Request
Reproduce every entry exactly and leave its pictures out.

Rows from a figure dataset
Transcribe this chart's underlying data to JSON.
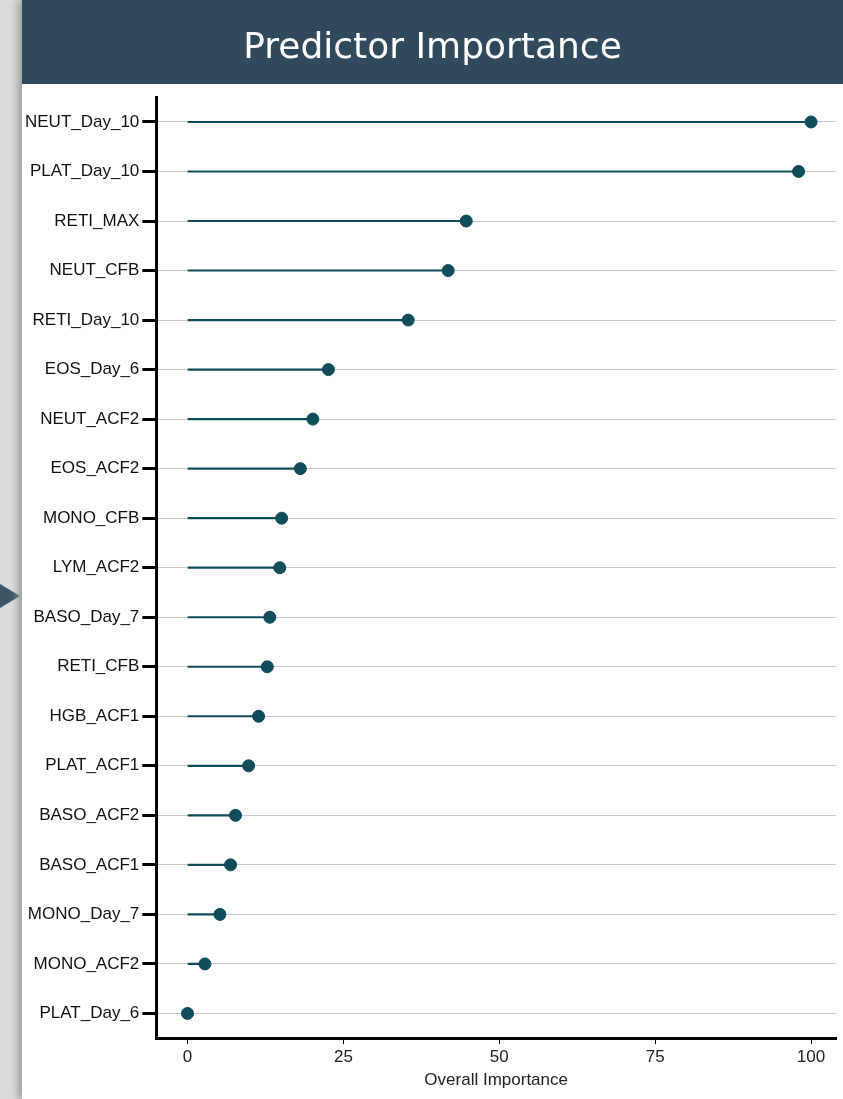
{
  "chart_data": {
    "type": "lollipop",
    "orientation": "horizontal",
    "title": "Predictor Importance",
    "xlabel": "Overall Importance",
    "categories": [
      "NEUT_Day_10",
      "PLAT_Day_10",
      "RETI_MAX",
      "NEUT_CFB",
      "RETI_Day_10",
      "EOS_Day_6",
      "NEUT_ACF2",
      "EOS_ACF2",
      "MONO_CFB",
      "LYM_ACF2",
      "BASO_Day_7",
      "RETI_CFB",
      "HGB_ACF1",
      "PLAT_ACF1",
      "BASO_ACF2",
      "BASO_ACF1",
      "MONO_Day_7",
      "MONO_ACF2",
      "PLAT_Day_6"
    ],
    "values": [
      100,
      98,
      44.7,
      41.8,
      35.4,
      22.6,
      20.1,
      18.1,
      15.1,
      14.8,
      13.2,
      12.8,
      11.4,
      9.8,
      7.7,
      6.9,
      5.2,
      2.8,
      0
    ],
    "color": "#0f4c5c",
    "xlim": [
      -5,
      104
    ],
    "xticks": [
      0,
      25,
      50,
      75,
      100
    ],
    "grid": "y",
    "marker": "circle"
  }
}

Response
Transcribe this chart's underlying data to JSON.
{
  "chart_data": {
    "type": "lollipop",
    "orientation": "horizontal",
    "title": "Predictor Importance",
    "xlabel": "Overall Importance",
    "categories": [
      "NEUT_Day_10",
      "PLAT_Day_10",
      "RETI_MAX",
      "NEUT_CFB",
      "RETI_Day_10",
      "EOS_Day_6",
      "NEUT_ACF2",
      "EOS_ACF2",
      "MONO_CFB",
      "LYM_ACF2",
      "BASO_Day_7",
      "RETI_CFB",
      "HGB_ACF1",
      "PLAT_ACF1",
      "BASO_ACF2",
      "BASO_ACF1",
      "MONO_Day_7",
      "MONO_ACF2",
      "PLAT_Day_6"
    ],
    "values": [
      100,
      98,
      44.7,
      41.8,
      35.4,
      22.6,
      20.1,
      18.1,
      15.1,
      14.8,
      13.2,
      12.8,
      11.4,
      9.8,
      7.7,
      6.9,
      5.2,
      2.8,
      0
    ],
    "color": "#0f4c5c",
    "xlim": [
      -5,
      104
    ],
    "xticks": [
      0,
      25,
      50,
      75,
      100
    ],
    "grid": "y",
    "marker": "circle"
  }
}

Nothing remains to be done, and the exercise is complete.